====== Entries provided ======

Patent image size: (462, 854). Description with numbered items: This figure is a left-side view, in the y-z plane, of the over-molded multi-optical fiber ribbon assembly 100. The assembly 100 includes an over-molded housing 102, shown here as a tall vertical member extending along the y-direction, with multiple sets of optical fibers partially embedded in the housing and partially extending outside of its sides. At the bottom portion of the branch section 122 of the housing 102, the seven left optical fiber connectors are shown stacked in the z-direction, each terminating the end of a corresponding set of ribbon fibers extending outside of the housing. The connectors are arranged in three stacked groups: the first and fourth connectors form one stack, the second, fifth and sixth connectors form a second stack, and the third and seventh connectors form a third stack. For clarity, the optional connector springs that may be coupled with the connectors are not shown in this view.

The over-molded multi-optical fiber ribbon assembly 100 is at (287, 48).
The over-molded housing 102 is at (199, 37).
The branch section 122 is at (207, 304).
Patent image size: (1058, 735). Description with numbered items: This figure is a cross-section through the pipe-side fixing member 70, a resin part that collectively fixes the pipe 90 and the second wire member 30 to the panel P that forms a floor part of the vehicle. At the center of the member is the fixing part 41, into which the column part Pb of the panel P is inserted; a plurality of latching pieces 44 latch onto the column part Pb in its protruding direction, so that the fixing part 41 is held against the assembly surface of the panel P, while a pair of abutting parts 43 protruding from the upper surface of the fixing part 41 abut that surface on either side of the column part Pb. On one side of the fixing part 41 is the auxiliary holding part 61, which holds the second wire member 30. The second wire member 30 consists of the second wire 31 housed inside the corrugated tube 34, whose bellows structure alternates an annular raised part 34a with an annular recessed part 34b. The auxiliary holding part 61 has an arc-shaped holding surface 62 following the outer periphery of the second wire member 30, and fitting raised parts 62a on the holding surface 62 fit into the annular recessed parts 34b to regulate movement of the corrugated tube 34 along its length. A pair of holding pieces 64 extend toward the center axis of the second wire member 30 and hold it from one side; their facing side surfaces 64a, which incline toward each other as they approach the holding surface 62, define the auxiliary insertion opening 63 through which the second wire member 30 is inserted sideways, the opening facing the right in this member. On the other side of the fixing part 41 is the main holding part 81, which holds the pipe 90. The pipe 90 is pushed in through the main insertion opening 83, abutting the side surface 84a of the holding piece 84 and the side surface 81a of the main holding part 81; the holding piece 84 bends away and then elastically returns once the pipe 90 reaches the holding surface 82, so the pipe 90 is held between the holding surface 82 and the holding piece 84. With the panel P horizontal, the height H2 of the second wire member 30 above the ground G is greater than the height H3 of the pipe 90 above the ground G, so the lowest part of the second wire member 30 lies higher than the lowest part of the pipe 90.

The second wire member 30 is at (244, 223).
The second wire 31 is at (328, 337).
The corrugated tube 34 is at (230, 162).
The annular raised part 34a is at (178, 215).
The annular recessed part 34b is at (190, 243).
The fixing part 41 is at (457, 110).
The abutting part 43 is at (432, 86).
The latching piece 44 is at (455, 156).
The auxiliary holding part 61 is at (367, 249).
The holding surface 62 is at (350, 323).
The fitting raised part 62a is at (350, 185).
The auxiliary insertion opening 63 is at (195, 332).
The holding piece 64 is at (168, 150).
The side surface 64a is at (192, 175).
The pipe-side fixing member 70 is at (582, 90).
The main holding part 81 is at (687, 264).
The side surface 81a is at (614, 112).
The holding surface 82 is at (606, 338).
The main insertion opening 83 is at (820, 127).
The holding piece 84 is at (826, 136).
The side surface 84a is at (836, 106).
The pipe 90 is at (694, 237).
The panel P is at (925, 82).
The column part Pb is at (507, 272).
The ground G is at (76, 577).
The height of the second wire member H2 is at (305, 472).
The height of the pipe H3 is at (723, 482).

======

§ **Task goal**
Copy every one of the records above word for word.

§ **The reply**
Patent image size: (462, 854). Description with numbered items: This figure is a left-side view, in the y-z plane, of the over-molded multi-optical fiber ribbon assembly 100. The assembly 100 includes an over-molded housing 102, shown here as a tall vertical member extending along the y-direction, with multiple sets of optical fibers partially embedded in the housing and partially extending outside of its sides. At the bottom portion of the branch section 122 of the housing 102, the seven left optical fiber connectors are shown stacked in the z-direction, each terminating the end of a corresponding set of ribbon fibers extending outside of the housing. The connectors are arranged in three stacked groups: the first and fourth connectors form one stack, the second, fifth and sixth connectors form a second stack, and the third and seventh connectors form a third stack. For clarity, the optional connector springs that may be coupled with the connectors are not shown in this view.

The over-molded multi-optical fiber ribbon assembly 100 is at (287, 48).
The over-molded housing 102 is at (199, 37).
The branch section 122 is at (207, 304).
Patent image size: (1058, 735). Description with numbered items: This figure is a cross-section through the pipe-side fixing member 70, a resin part that collectively fixes the pipe 90 and the second wire member 30 to the panel P that forms a floor part of the vehicle. At the center of the member is the fixing part 41, into which the column part Pb of the panel P is inserted; a plurality of latching pieces 44 latch onto the column part Pb in its protruding direction, so that the fixing part 41 is held against the assembly surface of the panel P, while a pair of abutting parts 43 protruding from the upper surface of the fixing part 41 abut that surface on either side of the column part Pb. On one side of the fixing part 41 is the auxiliary holding part 61, which holds the second wire member 30. The second wire member 30 consists of the second wire 31 housed inside the corrugated tube 34, whose bellows structure alternates an annular raised part 34a with an annular recessed part 34b. The auxiliary holding part 61 has an arc-shaped holding surface 62 following the outer periphery of the second wire member 30, and fitting raised parts 62a on the holding surface 62 fit into the annular recessed parts 34b to regulate movement of the corrugated tube 34 along its length. A pair of holding pieces 64 extend toward the center axis of the second wire member 30 and hold it from one side; their facing side surfaces 64a, which incline toward each other as they approach the holding surface 62, define the auxiliary insertion opening 63 through which the second wire member 30 is inserted sideways, the opening facing the right in this member. On the other side of the fixing part 41 is the main holding part 81, which holds the pipe 90. The pipe 90 is pushed in through the main insertion opening 83, abutting the side surface 84a of the holding piece 84 and the side surface 81a of the main holding part 81; the holding piece 84 bends away and then elastically returns once the pipe 90 reaches the holding surface 82, so the pipe 90 is held between the holding surface 82 and the holding piece 84. With the panel P horizontal, the height H2 of the second wire member 30 above the ground G is greater than the height H3 of the pipe 90 above the ground G, so the lowest part of the second wire member 30 lies higher than the lowest part of the pipe 90.

The second wire member 30 is at (244, 223).
The second wire 31 is at (328, 337).
The corrugated tube 34 is at (230, 162).
The annular raised part 34a is at (178, 215).
The annular recessed part 34b is at (190, 243).
The fixing part 41 is at (457, 110).
The abutting part 43 is at (432, 86).
The latching piece 44 is at (455, 156).
The auxiliary holding part 61 is at (367, 249).
The holding surface 62 is at (350, 323).
The fitting raised part 62a is at (350, 185).
The auxiliary insertion opening 63 is at (195, 332).
The holding piece 64 is at (168, 150).
The side surface 64a is at (192, 175).
The pipe-side fixing member 70 is at (582, 90).
The main holding part 81 is at (687, 264).
The side surface 81a is at (614, 112).
The holding surface 82 is at (606, 338).
The main insertion opening 83 is at (820, 127).
The holding piece 84 is at (826, 136).
The side surface 84a is at (836, 106).
The pipe 90 is at (694, 237).
The panel P is at (925, 82).
The column part Pb is at (507, 272).
The ground G is at (76, 577).
The height of the second wire member H2 is at (305, 472).
The height of the pipe H3 is at (723, 482).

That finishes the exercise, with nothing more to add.